- **Фрагмент документа**
━━━━
Естественнее всего для меня было пристать к этому кружку, можно сказать, единственному солидному кружку московской интеллигенции; западников в Москве было так мало, что их нельзя было назвать кружком. Сердце их было далеко от славянофилов, но они, тем не менее, поневоле с ними вязались,-- однако же странно: я никак не мог с ними сблизиться, чувствуя, что в этом кружке, не смотря на его солидность, на почтенные, известные везде, фамилии его членов, людей, без сомнения, честных и хороших -- есть какая-то фальшь; что они, в сущности, только толкут усердно воду, что-то хотят сказать и не договаривают, ничего не выходит. Выходит отсутствие настоящей почвы, бесцветность, натянутость, неясность стихов и прозы, извергаемых в изобилии Хомяковым. Кого убеждали все эти Белграды и Софии, все эти воздыхания в рифмах Константина Аксакова и отчасти Ивана. Все это было, увы, бесталанно или, по крайней мере, малоталанно и если восхищало кого, так только авторов и их друзей, да и то не всех. Самые одежды славянофилов мне были не по нутру. Было даже неприятно, что обстоятельства втянули меня в редакцию "Моеквитянина",-- журнала, считавшегося славянофильским, хотя он славянофильским, в строгом смысле, никогда не был. Меня тянуло постоянно в Петербург в "Отечественные Записки", в "Современник", но близость моя с Шевыревым и с Погодиным, (не бывшими славянофилами, как Аксаковы, Хомяков, но стоявшими к ним все-таки ближе, чем к западникам), делали переход в другой лагерь для меня совершенно невозможным. Потом я как-то свыкся с "Москвитянином", в особенности после того, как там стали появляться талантливые люди, совсем иного закала: Аполлон Григорьев, Мей, Эдельсон, составлявшие кучку людей, которым одряхлевший и погруженный в свои исторические исследования Погодин вверил до некоторой степени заведывание делами редакции.
Появление в свет комедии "Банкрут" (позже названной: "Свои люди -- сочтемся") выдвинуло мгновенно из всех литературных имен Москвы имя Островского. Комедия эта была прочтена при большом стечении народа у Погодина, в кабинете его, на Девичьем поле. Была там только, что приехавшая из Петербурга на прочное жите в Москву графиня Ростопчина (после истории с "Насильственным Браком" -- потеря способствовала ей много к украшенью). Был Гоголь, кажется, Грановский. Автор "Банкрута" пристроился, естественно, к кружку молодых редакторов "Москвитянина". Пьесы Писемского: "Ипохондрик", "Тюфяк" тоже читались у Погодина и тоже приобретены им для "Москвитянина", как приобретен и сам Писемский.
━━━━
- **Набор записей**
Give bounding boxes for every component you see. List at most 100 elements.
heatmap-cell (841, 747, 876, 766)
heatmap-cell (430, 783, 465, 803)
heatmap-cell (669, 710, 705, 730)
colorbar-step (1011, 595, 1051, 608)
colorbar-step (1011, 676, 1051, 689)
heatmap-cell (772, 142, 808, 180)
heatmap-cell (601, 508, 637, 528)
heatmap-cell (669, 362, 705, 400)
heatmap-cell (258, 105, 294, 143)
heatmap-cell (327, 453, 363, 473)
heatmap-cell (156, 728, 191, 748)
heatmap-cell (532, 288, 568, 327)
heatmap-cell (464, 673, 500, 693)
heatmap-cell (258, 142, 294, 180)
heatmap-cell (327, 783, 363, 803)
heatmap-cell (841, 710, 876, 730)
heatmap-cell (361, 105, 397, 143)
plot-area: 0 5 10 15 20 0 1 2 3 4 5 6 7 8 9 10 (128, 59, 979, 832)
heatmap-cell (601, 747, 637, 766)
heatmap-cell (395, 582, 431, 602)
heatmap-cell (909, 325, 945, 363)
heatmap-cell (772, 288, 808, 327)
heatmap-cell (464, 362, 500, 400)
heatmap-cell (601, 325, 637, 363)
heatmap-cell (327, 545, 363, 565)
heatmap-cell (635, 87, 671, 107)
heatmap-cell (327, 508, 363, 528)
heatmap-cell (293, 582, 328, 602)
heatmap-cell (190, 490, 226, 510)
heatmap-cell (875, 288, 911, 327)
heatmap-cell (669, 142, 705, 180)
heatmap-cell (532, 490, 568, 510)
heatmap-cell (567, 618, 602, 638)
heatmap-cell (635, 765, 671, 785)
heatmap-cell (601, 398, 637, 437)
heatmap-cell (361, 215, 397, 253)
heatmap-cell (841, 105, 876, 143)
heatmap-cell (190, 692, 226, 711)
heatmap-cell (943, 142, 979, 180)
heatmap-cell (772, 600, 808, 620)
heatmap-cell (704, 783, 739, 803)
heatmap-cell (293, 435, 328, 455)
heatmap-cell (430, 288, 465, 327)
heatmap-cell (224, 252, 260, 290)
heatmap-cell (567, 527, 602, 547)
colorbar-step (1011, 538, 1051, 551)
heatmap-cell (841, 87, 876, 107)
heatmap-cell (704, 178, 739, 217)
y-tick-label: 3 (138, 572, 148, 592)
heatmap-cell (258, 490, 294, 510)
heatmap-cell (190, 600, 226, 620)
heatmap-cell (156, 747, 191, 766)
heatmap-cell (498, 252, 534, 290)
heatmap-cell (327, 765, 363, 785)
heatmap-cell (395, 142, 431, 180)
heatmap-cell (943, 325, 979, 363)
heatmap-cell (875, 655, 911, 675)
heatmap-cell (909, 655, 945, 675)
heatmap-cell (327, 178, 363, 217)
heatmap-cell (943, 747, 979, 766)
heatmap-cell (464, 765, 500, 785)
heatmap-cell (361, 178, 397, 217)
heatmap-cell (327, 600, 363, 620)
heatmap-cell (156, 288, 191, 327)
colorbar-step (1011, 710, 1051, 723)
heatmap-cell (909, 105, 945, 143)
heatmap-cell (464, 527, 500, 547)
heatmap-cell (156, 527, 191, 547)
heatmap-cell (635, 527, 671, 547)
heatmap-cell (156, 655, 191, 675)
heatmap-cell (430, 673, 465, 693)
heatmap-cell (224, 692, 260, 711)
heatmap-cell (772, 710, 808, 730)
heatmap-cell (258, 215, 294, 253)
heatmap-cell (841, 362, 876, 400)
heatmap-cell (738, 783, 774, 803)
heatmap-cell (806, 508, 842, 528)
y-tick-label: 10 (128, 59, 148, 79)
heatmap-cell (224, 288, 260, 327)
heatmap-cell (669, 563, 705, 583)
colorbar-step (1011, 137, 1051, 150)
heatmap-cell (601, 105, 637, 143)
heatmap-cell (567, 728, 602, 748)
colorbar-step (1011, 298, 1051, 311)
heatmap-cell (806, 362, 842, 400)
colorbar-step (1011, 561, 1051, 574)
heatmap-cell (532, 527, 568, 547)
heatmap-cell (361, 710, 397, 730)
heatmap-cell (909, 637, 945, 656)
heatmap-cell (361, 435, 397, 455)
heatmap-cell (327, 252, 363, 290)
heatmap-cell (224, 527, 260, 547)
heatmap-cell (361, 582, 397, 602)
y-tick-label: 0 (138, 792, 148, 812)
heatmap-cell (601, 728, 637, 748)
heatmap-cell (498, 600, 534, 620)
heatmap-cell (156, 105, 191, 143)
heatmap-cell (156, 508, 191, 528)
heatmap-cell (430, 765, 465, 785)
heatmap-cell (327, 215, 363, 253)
━━━━
- **Задания**
A – Ответьте на вопросы по отрывку о московских литературных кружках и пометьте ответы теми же знаками.
(i) Как первоначально называлась комедия «Свои люди — сочтемся»?
(ii) Где была прочитана эта комедия?
(iii) Кто из талантливых людей стал появляться в «Москвитянине»?
B – Объясните по отрывку о московских литературных кружках, почему рассказчику был невозможен переход в другой лагерь, в «Отечественные Записки» или «Современник».
C – Напишите продолжение отрывка о московских литературных кружках, начиная после его последнего предложения.
Записи представляют собой отдельный материал.

- **Ответы**
A –
(i) «Банкрут».
(ii) У Погодина, в его кабинете на Девичьем поле.
(iii) Аполлон Григорьев, Мей и Эдельсон.

B – Этому мешала близость рассказчика с Шевыревым и Погодиным. Они не были славянофилами, как Аксаковы и Хомяков, но все же стояли к ним ближе, чем к западникам.

C –
С этих пор наш кружок получил более определенный облик. Молодые силы работали усердно, кто во что горазд. Скоро очутились там же: Рамазанов (профессор скульптуры в училище живописи и ваяния на Мясницкой, только что приехавший из Италии, где воспитывался на казенный счет, как талантливый ученик Петербургской академии художеств); *** -- талантливый певец русских песен; Сергей Калошин, повихнувшийся от разных обстоятельств, гусар в отставке, сын декабриста, могший, и даже весьма могший, служить литературе, но его голова была устроена так, что в ней роились планы не повестей, не критик, не комедий, а только скандалы и выпивки, препровождение времени на квартире брата, в доме родителей, на Смоленском рынке, в одной рубахе по целым неделям в обществе таких же забулдыг, как он сам. Надо удивляться, каким образом "Москвитянин" мог еще добыть от этого беспутнейшего малого какие-нибудь работы. Их было немного, но все-таки были, и сам беспутнейший малый одно время состоял членом молодой редакции "Москвитянина". Потом он определился, через своего отдаленного родственника, Н. В. Сушкова (дядю графини Ростопчиной) в сибирские казаки под начальство графа Муравьева-Амурского, но скоро принужден был оттуда бежать. Опять скитался по Москве уже одинокий, устраивал скандалы и издавал сухощавый журнальчик "Зритель".
Из этих лиц довольно долгое время слагалась кучка помощников Погодина по изданию единственного Московского журнала, где, не смотря на чрезвычайный хаос в редакции и в типографии, все-таки появлялись нередко дельные и талантливые вещи Островского, Писемского, Григорьева, Эдельсона, Мея и кое-кого из славянофилов. Гоголь, сколько помнится, подарил своему старому приятелю только одну статью: "Рим", (1849).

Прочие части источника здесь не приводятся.